**TASK STATEMENT**
Could you write out every record below exactly, leaving out any pictures?

[Dataset excerpts]
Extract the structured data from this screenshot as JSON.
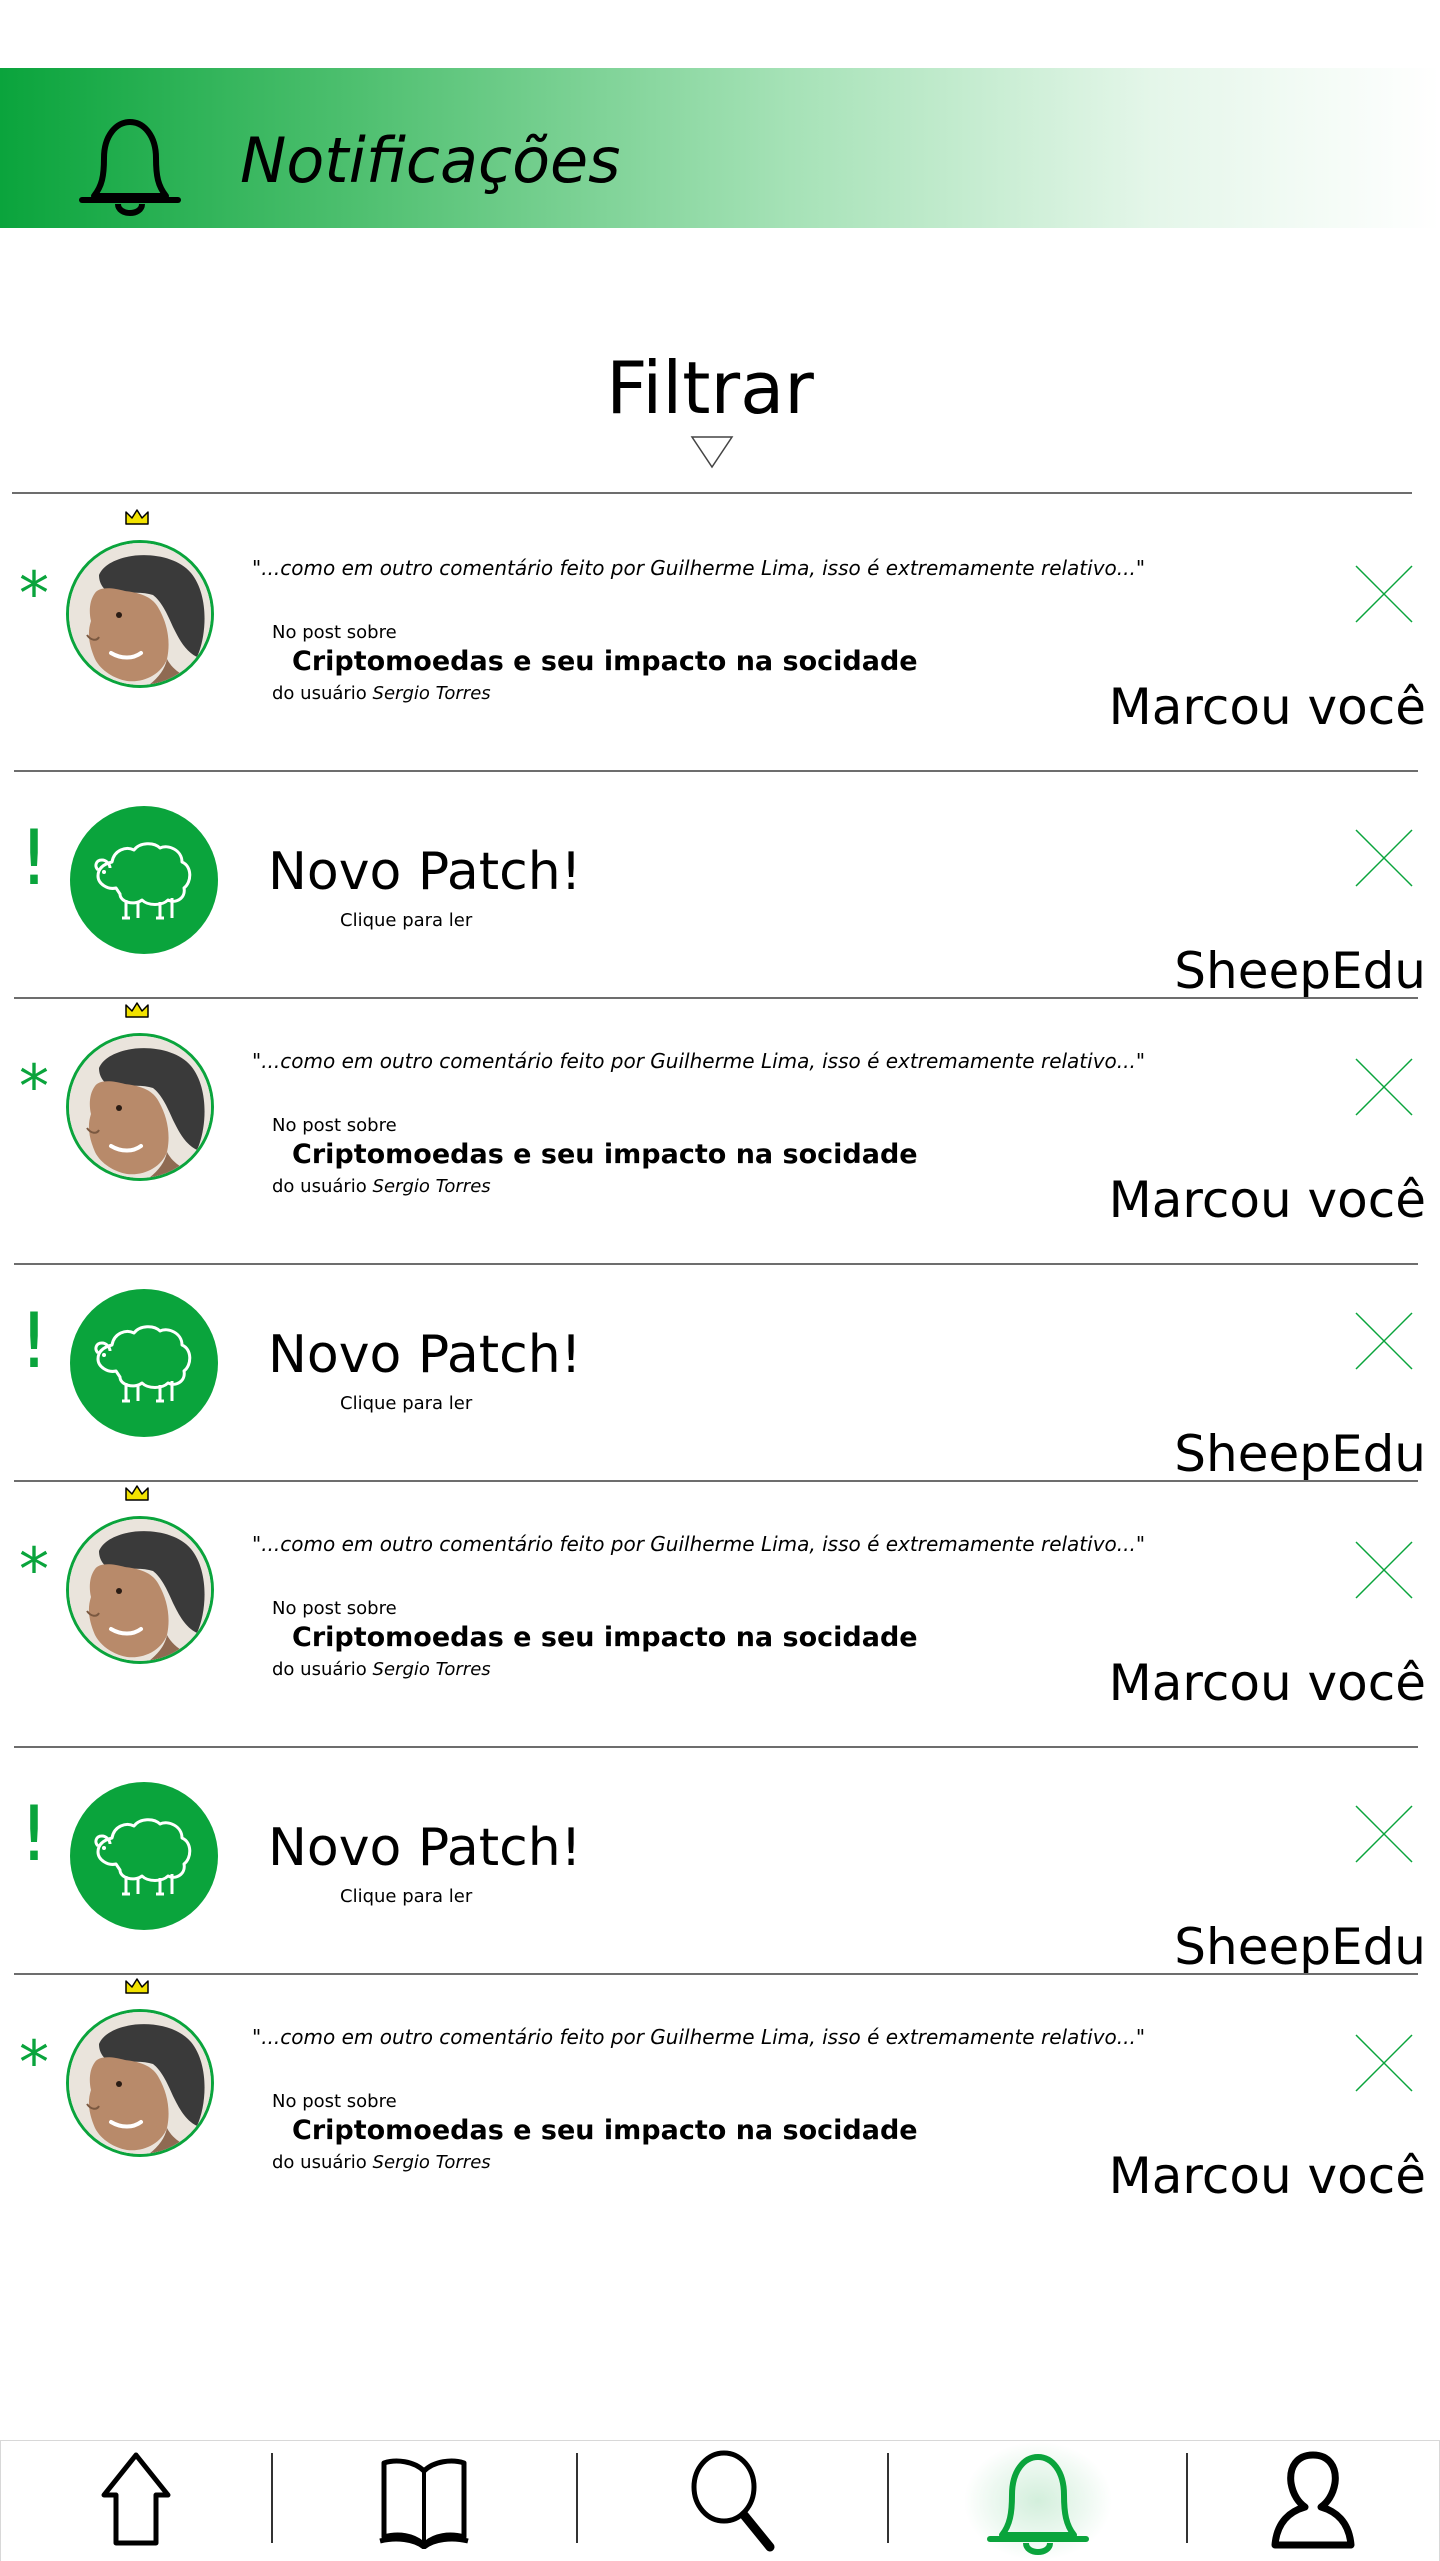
{
  "header": {
    "title": "Notificações"
  },
  "filter": {
    "label": "Filtrar"
  },
  "notifications": [
    {
      "type": "mention",
      "marker": "*",
      "quote": "\"...como em outro comentário feito por Guilherme Lima, isso é extremamente relativo...\"",
      "post_prefix": "No post sobre",
      "post_title": "Criptomoedas e seu impacto na socidade",
      "by_prefix": "do usuário",
      "by_user": "Sergio Torres",
      "action": "Marcou você"
    },
    {
      "type": "patch",
      "marker": "!",
      "title": "Novo Patch!",
      "subtitle": "Clique para ler",
      "source": "SheepEdu"
    },
    {
      "type": "mention",
      "marker": "*",
      "quote": "\"...como em outro comentário feito por Guilherme Lima, isso é extremamente relativo...\"",
      "post_prefix": "No post sobre",
      "post_title": "Criptomoedas e seu impacto na socidade",
      "by_prefix": "do usuário",
      "by_user": "Sergio Torres",
      "action": "Marcou você"
    },
    {
      "type": "patch",
      "marker": "!",
      "title": "Novo Patch!",
      "subtitle": "Clique para ler",
      "source": "SheepEdu"
    },
    {
      "type": "mention",
      "marker": "*",
      "quote": "\"...como em outro comentário feito por Guilherme Lima, isso é extremamente relativo...\"",
      "post_prefix": "No post sobre",
      "post_title": "Criptomoedas e seu impacto na socidade",
      "by_prefix": "do usuário",
      "by_user": "Sergio Torres",
      "action": "Marcou você"
    },
    {
      "type": "patch",
      "marker": "!",
      "title": "Novo Patch!",
      "subtitle": "Clique para ler",
      "source": "SheepEdu"
    },
    {
      "type": "mention",
      "marker": "*",
      "quote": "\"...como em outro comentário feito por Guilherme Lima, isso é extremamente relativo...\"",
      "post_prefix": "No post sobre",
      "post_title": "Criptomoedas e seu impacto na socidade",
      "by_prefix": "do usuário",
      "by_user": "Sergio Torres",
      "action": "Marcou você"
    }
  ],
  "nav": {
    "items": [
      {
        "icon": "home-icon",
        "active": false
      },
      {
        "icon": "book-icon",
        "active": false
      },
      {
        "icon": "search-icon",
        "active": false
      },
      {
        "icon": "bell-icon",
        "active": true
      },
      {
        "icon": "profile-icon",
        "active": false
      }
    ]
  },
  "colors": {
    "accent": "#0aa43c",
    "crown": "#f2e200",
    "divider": "#6d6d6d"
  }
}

**REPLY**
Extract the structured data from this screenshot as JSON.
{
  "header": {
    "title": "Notificações"
  },
  "filter": {
    "label": "Filtrar"
  },
  "notifications": [
    {
      "type": "mention",
      "marker": "*",
      "quote": "\"...como em outro comentário feito por Guilherme Lima, isso é extremamente relativo...\"",
      "post_prefix": "No post sobre",
      "post_title": "Criptomoedas e seu impacto na socidade",
      "by_prefix": "do usuário",
      "by_user": "Sergio Torres",
      "action": "Marcou você"
    },
    {
      "type": "patch",
      "marker": "!",
      "title": "Novo Patch!",
      "subtitle": "Clique para ler",
      "source": "SheepEdu"
    },
    {
      "type": "mention",
      "marker": "*",
      "quote": "\"...como em outro comentário feito por Guilherme Lima, isso é extremamente relativo...\"",
      "post_prefix": "No post sobre",
      "post_title": "Criptomoedas e seu impacto na socidade",
      "by_prefix": "do usuário",
      "by_user": "Sergio Torres",
      "action": "Marcou você"
    },
    {
      "type": "patch",
      "marker": "!",
      "title": "Novo Patch!",
      "subtitle": "Clique para ler",
      "source": "SheepEdu"
    },
    {
      "type": "mention",
      "marker": "*",
      "quote": "\"...como em outro comentário feito por Guilherme Lima, isso é extremamente relativo...\"",
      "post_prefix": "No post sobre",
      "post_title": "Criptomoedas e seu impacto na socidade",
      "by_prefix": "do usuário",
      "by_user": "Sergio Torres",
      "action": "Marcou você"
    },
    {
      "type": "patch",
      "marker": "!",
      "title": "Novo Patch!",
      "subtitle": "Clique para ler",
      "source": "SheepEdu"
    },
    {
      "type": "mention",
      "marker": "*",
      "quote": "\"...como em outro comentário feito por Guilherme Lima, isso é extremamente relativo...\"",
      "post_prefix": "No post sobre",
      "post_title": "Criptomoedas e seu impacto na socidade",
      "by_prefix": "do usuário",
      "by_user": "Sergio Torres",
      "action": "Marcou você"
    }
  ],
  "nav": {
    "items": [
      {
        "icon": "home-icon",
        "active": false
      },
      {
        "icon": "book-icon",
        "active": false
      },
      {
        "icon": "search-icon",
        "active": false
      },
      {
        "icon": "bell-icon",
        "active": true
      },
      {
        "icon": "profile-icon",
        "active": false
      }
    ]
  },
  "colors": {
    "accent": "#0aa43c",
    "crown": "#f2e200",
    "divider": "#6d6d6d"
  }
}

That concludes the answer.